#### RECORDS FOR THIS TASK

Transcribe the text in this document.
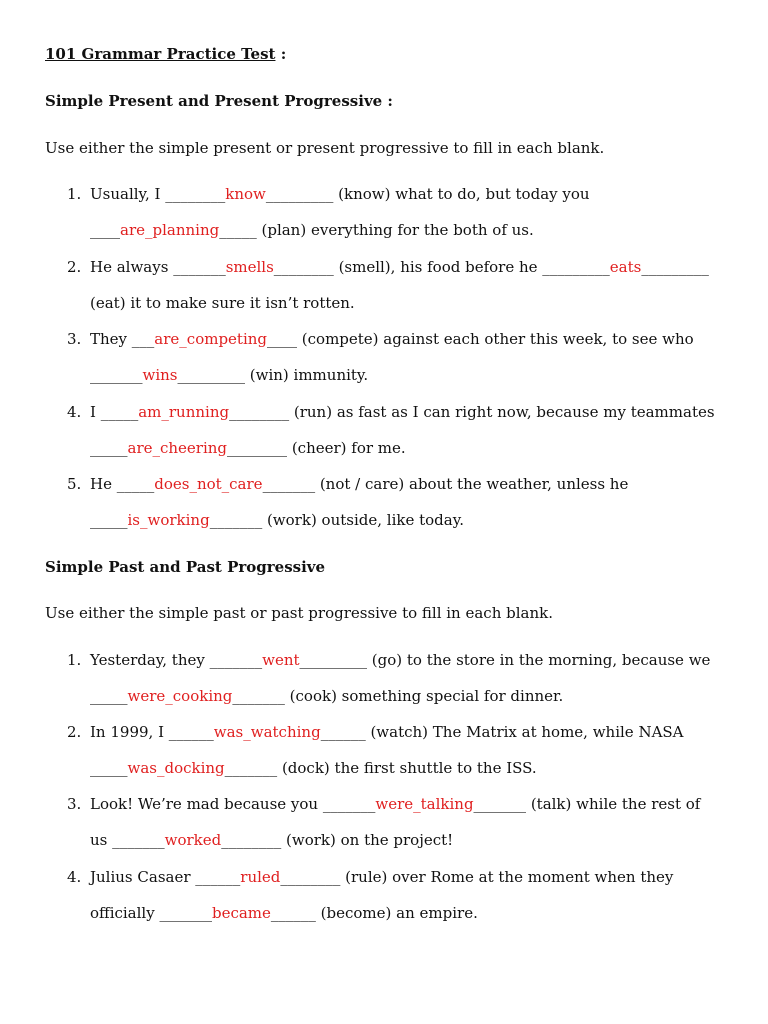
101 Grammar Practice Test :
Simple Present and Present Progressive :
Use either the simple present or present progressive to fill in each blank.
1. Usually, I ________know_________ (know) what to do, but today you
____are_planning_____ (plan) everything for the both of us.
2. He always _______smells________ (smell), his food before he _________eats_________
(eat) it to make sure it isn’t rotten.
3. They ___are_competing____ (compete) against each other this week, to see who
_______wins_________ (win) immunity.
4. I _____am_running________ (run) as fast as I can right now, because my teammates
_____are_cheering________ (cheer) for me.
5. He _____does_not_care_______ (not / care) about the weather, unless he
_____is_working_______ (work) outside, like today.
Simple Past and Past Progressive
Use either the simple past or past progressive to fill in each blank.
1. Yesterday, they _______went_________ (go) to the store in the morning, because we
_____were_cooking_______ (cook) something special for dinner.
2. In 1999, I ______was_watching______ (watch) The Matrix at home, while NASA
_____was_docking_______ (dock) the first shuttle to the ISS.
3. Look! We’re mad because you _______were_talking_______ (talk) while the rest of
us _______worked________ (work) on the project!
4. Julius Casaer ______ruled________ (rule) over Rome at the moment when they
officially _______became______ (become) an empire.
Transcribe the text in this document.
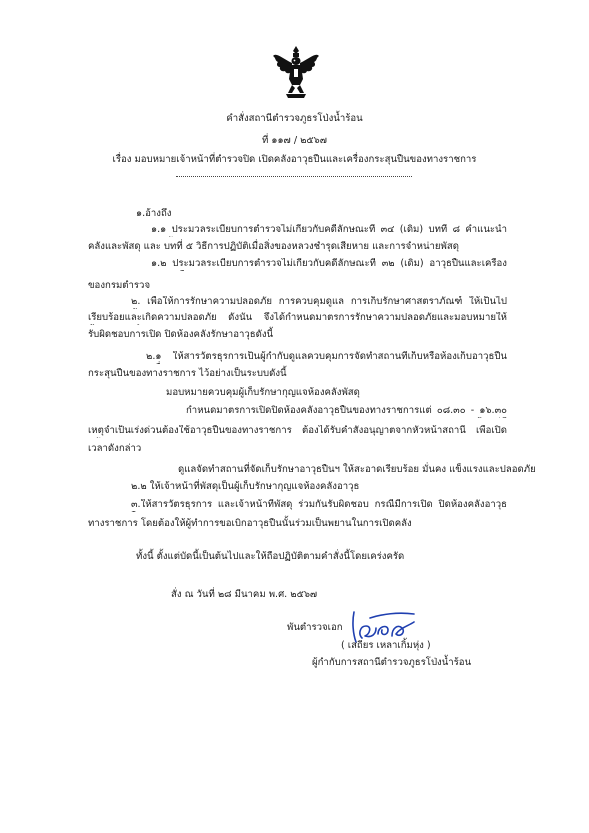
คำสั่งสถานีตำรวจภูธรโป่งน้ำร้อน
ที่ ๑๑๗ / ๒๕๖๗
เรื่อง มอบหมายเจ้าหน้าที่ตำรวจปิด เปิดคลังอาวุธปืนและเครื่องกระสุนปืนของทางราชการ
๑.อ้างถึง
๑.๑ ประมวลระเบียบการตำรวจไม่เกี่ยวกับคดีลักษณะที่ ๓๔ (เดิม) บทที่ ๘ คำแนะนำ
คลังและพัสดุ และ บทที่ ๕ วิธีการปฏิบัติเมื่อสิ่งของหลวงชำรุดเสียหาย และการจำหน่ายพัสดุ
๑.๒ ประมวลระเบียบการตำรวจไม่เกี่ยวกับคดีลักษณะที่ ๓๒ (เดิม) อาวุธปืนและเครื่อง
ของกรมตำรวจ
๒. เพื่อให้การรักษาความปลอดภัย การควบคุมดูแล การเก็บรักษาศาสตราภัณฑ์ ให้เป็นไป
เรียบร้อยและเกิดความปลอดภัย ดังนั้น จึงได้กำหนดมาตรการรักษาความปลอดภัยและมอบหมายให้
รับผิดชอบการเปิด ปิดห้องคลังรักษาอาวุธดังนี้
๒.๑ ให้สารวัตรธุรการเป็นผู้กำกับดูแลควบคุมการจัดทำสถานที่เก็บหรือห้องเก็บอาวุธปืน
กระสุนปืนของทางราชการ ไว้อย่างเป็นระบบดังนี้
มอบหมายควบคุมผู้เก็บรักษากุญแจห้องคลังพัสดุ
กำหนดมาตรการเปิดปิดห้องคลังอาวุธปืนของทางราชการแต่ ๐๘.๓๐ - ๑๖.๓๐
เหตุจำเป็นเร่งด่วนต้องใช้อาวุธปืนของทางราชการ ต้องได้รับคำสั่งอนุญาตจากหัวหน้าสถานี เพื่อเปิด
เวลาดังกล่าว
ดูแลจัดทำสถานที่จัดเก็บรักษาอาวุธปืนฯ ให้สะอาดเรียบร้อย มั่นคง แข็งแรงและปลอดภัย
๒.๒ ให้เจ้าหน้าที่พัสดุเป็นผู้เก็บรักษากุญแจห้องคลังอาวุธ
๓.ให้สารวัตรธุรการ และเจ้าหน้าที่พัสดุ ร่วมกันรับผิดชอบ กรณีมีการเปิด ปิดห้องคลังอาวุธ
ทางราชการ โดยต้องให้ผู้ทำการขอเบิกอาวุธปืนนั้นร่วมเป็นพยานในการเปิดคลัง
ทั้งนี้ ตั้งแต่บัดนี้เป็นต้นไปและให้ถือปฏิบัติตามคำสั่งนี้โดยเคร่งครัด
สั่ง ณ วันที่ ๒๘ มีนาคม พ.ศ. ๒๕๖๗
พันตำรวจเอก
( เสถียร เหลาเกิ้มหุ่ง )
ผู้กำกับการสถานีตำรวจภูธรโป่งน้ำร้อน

########
#### RECORDS FOR THIS TASK

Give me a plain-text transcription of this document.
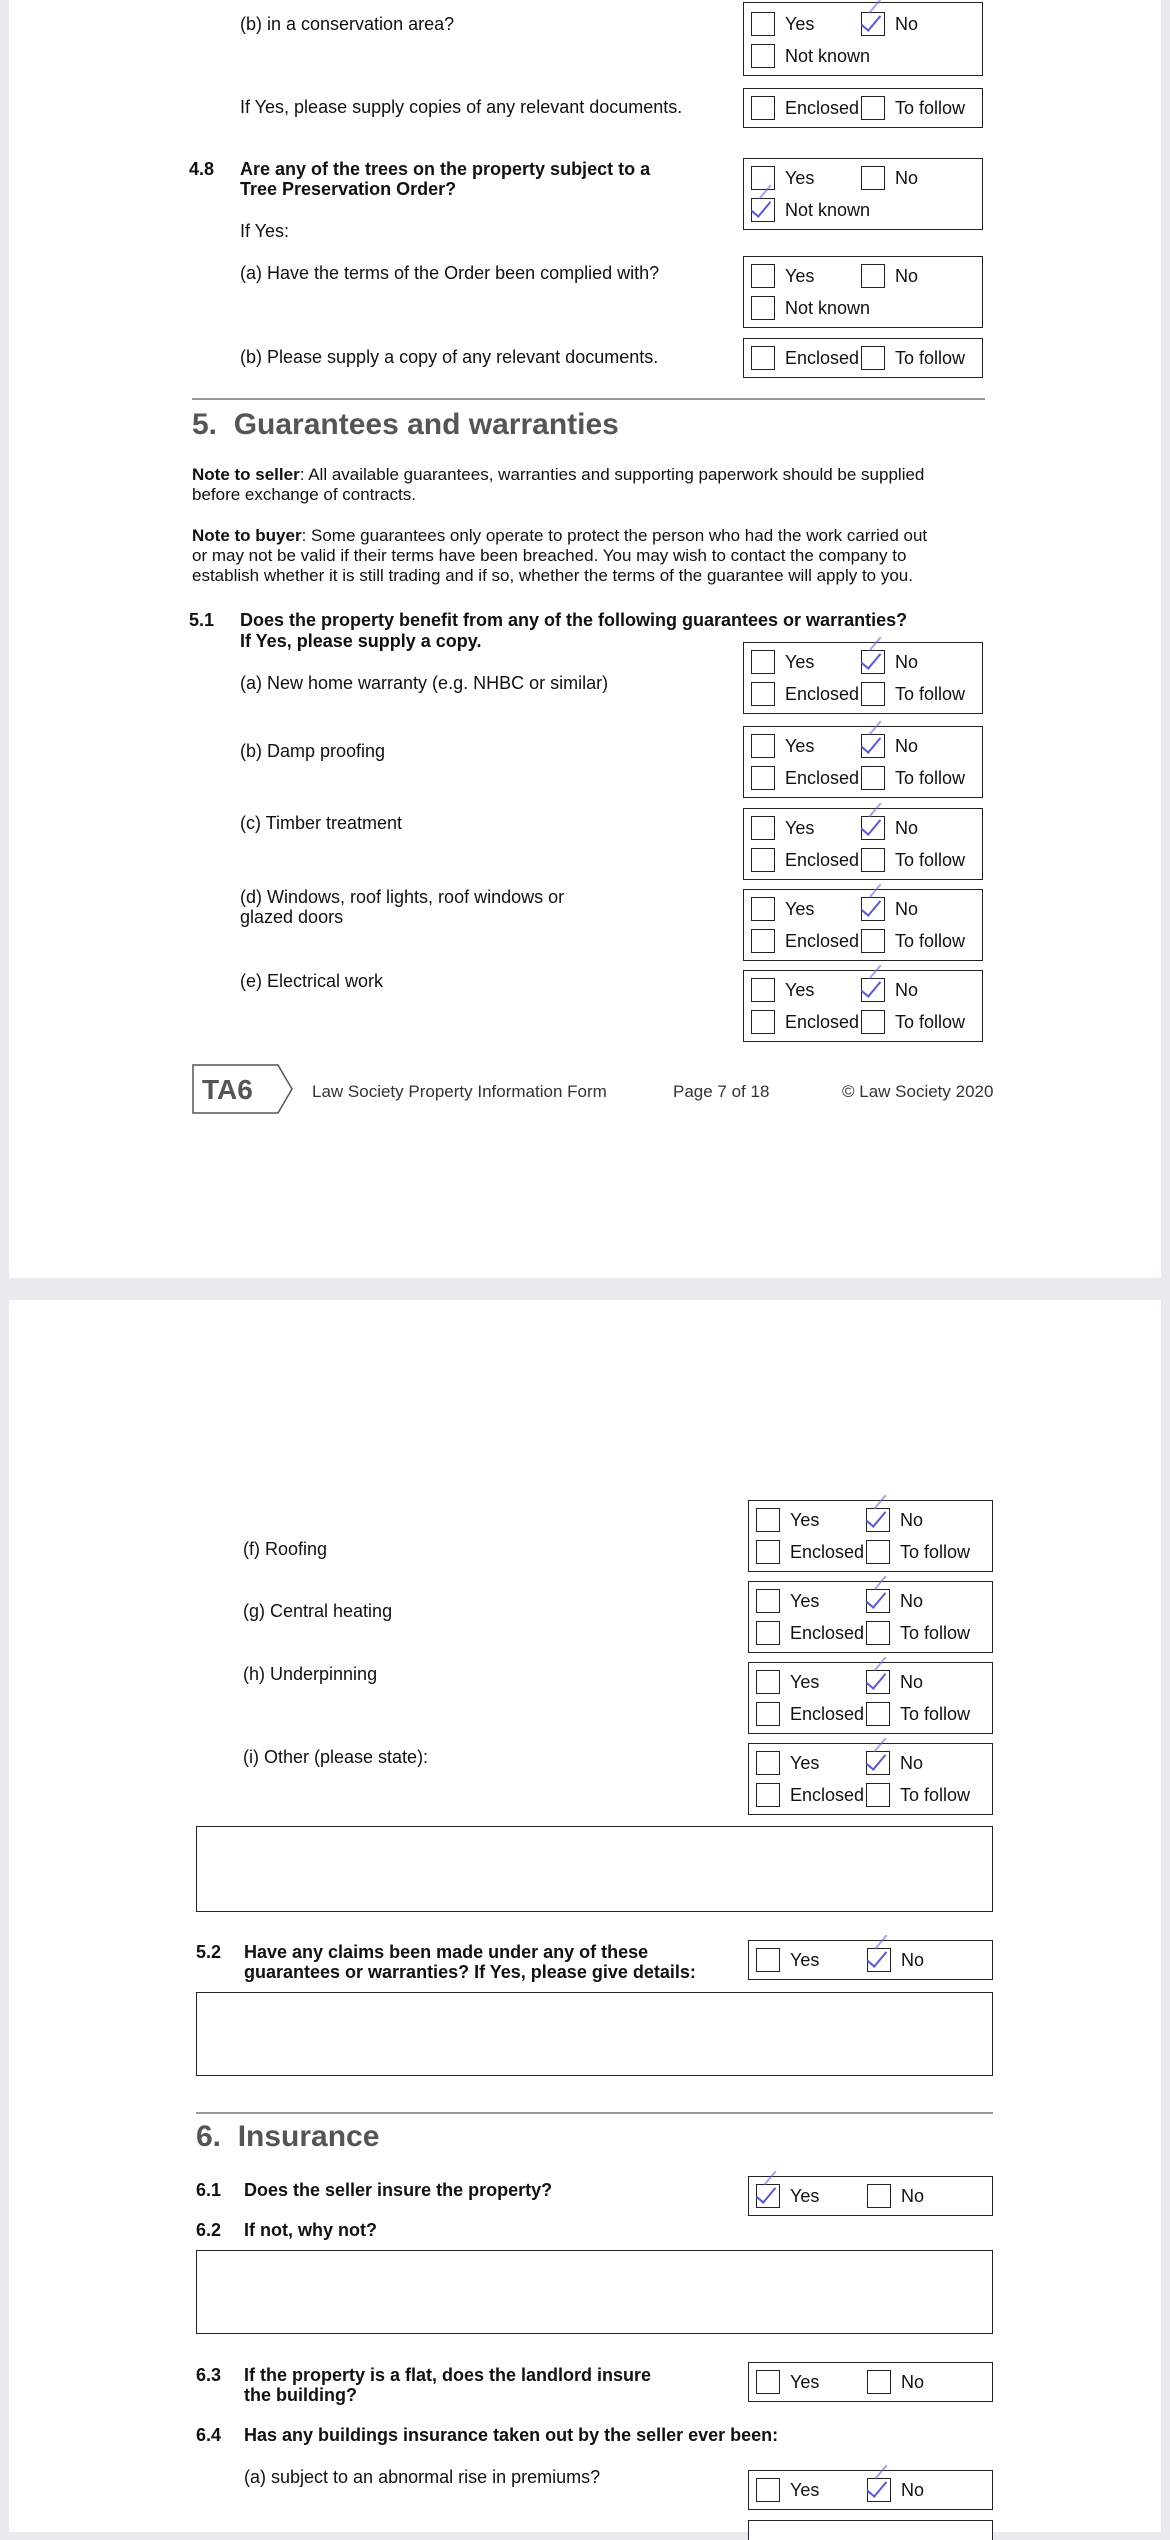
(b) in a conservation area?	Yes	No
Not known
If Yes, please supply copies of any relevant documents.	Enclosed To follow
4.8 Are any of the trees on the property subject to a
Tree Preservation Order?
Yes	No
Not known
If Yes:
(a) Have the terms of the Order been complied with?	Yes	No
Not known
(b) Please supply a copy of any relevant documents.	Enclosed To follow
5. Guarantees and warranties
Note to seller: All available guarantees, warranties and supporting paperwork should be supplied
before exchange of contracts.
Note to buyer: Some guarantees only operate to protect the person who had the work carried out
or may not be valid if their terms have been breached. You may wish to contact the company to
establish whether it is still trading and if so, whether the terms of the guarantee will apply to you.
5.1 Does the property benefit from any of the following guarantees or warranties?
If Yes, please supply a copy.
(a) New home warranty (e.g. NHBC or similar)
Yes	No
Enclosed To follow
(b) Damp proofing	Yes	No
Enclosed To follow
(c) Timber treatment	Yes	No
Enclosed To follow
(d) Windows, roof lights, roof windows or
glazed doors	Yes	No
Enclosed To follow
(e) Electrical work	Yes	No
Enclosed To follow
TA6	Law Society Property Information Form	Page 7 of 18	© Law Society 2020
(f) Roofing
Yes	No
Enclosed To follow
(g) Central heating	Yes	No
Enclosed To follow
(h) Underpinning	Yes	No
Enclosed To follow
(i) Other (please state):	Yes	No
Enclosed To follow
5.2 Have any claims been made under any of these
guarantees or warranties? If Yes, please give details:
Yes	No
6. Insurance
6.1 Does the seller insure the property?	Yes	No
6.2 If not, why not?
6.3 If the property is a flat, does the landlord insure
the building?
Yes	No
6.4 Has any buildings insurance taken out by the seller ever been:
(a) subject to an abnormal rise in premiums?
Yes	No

########

WHAT IS ASKED:
Find all lines holding the string "blank" and copy them.

SOLUTION:
Use either the simple present or present progressive to fill in each blank.
Use either the simple past or past progressive to fill in each blank.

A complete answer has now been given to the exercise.